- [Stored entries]
****************

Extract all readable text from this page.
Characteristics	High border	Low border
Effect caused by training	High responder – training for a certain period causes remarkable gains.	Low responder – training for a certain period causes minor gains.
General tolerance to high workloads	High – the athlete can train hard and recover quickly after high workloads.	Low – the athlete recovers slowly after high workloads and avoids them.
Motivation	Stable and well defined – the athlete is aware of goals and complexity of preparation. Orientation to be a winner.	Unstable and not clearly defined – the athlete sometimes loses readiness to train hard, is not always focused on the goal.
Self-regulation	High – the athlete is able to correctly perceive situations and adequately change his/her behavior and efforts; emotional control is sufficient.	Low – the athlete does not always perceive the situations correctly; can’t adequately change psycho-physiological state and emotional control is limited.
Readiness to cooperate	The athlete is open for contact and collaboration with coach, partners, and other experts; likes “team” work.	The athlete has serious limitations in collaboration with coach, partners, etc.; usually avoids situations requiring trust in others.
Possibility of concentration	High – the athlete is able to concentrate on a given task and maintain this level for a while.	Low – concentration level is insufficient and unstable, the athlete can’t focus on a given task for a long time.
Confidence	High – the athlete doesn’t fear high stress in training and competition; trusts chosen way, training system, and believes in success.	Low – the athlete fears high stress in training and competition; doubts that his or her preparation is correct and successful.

****************

- [Given exercise] Output all of the material, please, exactly as it stands.

- [Worked solution]
Extract all readable text from this page.
Characteristics	High border	Low border
Effect caused by training	High responder – training for a certain period causes remarkable gains.	Low responder – training for a certain period causes minor gains.
General tolerance to high workloads	High – the athlete can train hard and recover quickly after high workloads.	Low – the athlete recovers slowly after high workloads and avoids them.
Motivation	Stable and well defined – the athlete is aware of goals and complexity of preparation. Orientation to be a winner.	Unstable and not clearly defined – the athlete sometimes loses readiness to train hard, is not always focused on the goal.
Self-regulation	High – the athlete is able to correctly perceive situations and adequately change his/her behavior and efforts; emotional control is sufficient.	Low – the athlete does not always perceive the situations correctly; can’t adequately change psycho-physiological state and emotional control is limited.
Readiness to cooperate	The athlete is open for contact and collaboration with coach, partners, and other experts; likes “team” work.	The athlete has serious limitations in collaboration with coach, partners, etc.; usually avoids situations requiring trust in others.
Possibility of concentration	High – the athlete is able to concentrate on a given task and maintain this level for a while.	Low – concentration level is insufficient and unstable, the athlete can’t focus on a given task for a long time.
Confidence	High – the athlete doesn’t fear high stress in training and competition; trusts chosen way, training system, and believes in success.	Low – the athlete fears high stress in training and competition; doubts that his or her preparation is correct and successful.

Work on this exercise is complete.